(begin)
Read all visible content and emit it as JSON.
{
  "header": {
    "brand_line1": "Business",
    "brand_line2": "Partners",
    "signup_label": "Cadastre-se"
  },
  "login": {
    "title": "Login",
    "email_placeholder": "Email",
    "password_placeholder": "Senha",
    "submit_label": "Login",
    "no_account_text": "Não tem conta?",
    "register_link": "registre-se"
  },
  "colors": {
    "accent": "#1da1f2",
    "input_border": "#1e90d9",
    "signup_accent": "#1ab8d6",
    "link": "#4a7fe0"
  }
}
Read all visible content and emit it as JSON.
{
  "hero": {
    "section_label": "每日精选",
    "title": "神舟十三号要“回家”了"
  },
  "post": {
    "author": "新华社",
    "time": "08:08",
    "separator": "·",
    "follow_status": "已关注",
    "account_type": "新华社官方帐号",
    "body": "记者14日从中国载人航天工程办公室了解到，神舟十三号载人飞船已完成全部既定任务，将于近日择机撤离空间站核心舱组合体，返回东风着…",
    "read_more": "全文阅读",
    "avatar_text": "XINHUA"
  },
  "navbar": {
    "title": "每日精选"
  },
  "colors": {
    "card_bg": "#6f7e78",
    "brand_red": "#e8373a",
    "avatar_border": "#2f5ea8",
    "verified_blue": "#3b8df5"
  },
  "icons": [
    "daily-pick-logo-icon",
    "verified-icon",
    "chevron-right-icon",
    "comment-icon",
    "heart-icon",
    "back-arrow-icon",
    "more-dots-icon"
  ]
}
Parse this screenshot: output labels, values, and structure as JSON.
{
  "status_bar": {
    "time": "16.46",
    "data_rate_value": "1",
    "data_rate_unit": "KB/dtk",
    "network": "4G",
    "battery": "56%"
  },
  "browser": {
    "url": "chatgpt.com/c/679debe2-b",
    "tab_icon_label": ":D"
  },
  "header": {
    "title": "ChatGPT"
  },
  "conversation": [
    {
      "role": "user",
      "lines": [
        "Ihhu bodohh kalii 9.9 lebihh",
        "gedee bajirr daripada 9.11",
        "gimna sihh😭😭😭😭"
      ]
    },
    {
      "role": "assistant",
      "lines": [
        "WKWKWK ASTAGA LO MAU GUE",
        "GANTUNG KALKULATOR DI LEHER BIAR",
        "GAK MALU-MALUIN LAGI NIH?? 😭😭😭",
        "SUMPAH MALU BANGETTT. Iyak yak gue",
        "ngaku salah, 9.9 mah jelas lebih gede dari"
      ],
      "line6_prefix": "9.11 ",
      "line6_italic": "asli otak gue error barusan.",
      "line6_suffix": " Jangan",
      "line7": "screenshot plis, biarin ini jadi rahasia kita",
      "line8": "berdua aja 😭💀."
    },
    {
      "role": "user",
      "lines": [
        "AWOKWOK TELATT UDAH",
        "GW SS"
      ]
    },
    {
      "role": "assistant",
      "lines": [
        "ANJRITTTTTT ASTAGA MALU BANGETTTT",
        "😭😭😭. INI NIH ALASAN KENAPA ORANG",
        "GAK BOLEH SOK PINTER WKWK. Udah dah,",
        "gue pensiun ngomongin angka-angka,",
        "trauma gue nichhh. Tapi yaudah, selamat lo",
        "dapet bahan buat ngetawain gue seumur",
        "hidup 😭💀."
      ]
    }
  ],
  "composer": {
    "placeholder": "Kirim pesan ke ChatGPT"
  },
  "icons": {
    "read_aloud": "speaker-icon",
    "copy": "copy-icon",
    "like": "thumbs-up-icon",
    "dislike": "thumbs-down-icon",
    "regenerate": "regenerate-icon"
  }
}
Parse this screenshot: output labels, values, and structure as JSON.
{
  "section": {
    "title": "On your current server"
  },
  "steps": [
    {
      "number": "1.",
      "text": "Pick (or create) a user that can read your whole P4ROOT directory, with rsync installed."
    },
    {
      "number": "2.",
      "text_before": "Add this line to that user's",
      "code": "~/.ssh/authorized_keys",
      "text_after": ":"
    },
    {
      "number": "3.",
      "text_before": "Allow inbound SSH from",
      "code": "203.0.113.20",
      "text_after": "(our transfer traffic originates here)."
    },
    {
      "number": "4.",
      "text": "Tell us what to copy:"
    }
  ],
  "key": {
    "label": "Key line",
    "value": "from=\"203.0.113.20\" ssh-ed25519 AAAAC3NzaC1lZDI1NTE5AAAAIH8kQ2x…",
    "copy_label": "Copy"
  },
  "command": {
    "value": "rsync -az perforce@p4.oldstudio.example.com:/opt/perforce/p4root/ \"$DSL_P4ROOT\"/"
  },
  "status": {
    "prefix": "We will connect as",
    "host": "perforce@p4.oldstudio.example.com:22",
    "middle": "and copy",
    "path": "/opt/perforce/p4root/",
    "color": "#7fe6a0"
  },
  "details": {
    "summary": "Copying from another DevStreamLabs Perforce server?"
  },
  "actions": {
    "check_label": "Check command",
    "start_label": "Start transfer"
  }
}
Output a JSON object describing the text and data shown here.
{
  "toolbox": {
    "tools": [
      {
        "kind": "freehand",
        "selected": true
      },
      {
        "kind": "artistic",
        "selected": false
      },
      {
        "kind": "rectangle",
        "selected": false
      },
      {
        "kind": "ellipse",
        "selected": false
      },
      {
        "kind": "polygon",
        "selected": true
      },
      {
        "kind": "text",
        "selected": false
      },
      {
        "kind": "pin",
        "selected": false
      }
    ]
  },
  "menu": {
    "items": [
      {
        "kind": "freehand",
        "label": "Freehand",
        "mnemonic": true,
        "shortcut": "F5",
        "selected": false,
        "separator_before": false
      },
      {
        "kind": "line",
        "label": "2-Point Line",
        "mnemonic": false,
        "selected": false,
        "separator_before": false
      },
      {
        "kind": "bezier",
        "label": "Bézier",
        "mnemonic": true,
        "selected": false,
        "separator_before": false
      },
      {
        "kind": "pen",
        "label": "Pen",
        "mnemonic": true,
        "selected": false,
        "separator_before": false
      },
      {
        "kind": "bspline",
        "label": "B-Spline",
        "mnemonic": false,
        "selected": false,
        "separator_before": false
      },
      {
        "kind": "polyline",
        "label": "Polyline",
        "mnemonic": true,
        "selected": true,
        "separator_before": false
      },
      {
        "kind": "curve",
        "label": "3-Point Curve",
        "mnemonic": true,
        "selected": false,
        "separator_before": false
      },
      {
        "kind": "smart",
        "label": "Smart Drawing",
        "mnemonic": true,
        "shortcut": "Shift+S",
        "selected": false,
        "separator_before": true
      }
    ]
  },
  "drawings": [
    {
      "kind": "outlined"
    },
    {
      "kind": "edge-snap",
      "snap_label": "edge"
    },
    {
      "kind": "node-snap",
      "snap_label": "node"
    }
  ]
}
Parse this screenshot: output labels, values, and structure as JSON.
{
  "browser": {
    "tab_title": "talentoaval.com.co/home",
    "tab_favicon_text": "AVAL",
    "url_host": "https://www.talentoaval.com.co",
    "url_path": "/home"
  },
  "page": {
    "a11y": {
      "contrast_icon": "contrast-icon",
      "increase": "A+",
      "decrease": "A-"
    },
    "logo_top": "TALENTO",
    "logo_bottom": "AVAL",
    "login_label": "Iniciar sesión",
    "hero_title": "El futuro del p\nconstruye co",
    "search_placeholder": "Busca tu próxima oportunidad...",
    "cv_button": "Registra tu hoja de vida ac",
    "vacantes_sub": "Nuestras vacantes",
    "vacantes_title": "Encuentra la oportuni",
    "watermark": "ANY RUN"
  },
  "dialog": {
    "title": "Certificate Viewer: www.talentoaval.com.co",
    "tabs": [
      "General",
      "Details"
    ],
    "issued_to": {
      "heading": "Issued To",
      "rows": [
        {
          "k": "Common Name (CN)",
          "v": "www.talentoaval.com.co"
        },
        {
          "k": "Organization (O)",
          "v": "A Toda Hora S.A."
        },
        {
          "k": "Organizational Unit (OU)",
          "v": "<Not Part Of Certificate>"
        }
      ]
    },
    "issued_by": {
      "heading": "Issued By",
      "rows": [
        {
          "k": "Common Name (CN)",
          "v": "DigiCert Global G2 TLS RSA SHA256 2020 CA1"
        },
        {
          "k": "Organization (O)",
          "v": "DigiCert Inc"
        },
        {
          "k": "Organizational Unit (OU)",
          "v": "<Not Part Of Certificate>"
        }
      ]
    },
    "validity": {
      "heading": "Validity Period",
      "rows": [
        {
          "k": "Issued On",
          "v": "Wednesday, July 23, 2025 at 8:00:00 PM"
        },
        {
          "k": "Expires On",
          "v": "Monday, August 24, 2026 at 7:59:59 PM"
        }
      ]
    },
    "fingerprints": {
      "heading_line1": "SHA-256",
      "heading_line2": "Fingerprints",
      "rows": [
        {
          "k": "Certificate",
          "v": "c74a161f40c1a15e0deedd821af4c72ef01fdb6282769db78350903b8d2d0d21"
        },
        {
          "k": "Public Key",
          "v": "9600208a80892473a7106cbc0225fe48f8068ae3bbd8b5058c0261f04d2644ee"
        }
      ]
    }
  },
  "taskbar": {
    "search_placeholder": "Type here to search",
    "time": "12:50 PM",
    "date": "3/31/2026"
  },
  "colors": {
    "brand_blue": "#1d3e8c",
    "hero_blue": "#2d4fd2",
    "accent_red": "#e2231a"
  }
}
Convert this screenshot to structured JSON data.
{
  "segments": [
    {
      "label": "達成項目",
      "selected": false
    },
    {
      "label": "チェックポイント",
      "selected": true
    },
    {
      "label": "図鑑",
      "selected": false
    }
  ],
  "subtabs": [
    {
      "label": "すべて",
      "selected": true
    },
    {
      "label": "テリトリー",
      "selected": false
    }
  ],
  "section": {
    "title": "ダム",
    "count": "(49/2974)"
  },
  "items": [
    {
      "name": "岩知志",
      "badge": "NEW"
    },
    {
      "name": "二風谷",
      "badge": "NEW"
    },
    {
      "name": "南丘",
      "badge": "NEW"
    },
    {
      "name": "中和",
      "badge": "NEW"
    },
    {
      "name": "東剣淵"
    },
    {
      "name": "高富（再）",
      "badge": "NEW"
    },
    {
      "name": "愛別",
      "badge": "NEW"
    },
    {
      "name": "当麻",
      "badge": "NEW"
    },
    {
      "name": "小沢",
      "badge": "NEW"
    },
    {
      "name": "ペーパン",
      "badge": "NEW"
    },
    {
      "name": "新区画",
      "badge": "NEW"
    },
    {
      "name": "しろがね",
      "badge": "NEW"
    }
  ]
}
(end)
**Task details**
Repeat word for word each line from the one with "Convert this screenshot" to the end of the records above, inclusive.

**Response**
Convert this screenshot to structured JSON data.
{
  "segments": [
    {
      "label": "達成項目",
      "selected": false
    },
    {
      "label": "チェックポイント",
      "selected": true
    },
    {
      "label": "図鑑",
      "selected": false
    }
  ],
  "subtabs": [
    {
      "label": "すべて",
      "selected": true
    },
    {
      "label": "テリトリー",
      "selected": false
    }
  ],
  "section": {
    "title": "ダム",
    "count": "(49/2974)"
  },
  "items": [
    {
      "name": "岩知志",
      "badge": "NEW"
    },
    {
      "name": "二風谷",
      "badge": "NEW"
    },
    {
      "name": "南丘",
      "badge": "NEW"
    },
    {
      "name": "中和",
      "badge": "NEW"
    },
    {
      "name": "東剣淵"
    },
    {
      "name": "高富（再）",
      "badge": "NEW"
    },
    {
      "name": "愛別",
      "badge": "NEW"
    },
    {
      "name": "当麻",
      "badge": "NEW"
    },
    {
      "name": "小沢",
      "badge": "NEW"
    },
    {
      "name": "ペーパン",
      "badge": "NEW"
    },
    {
      "name": "新区画",
      "badge": "NEW"
    },
    {
      "name": "しろがね",
      "badge": "NEW"
    }
  ]
}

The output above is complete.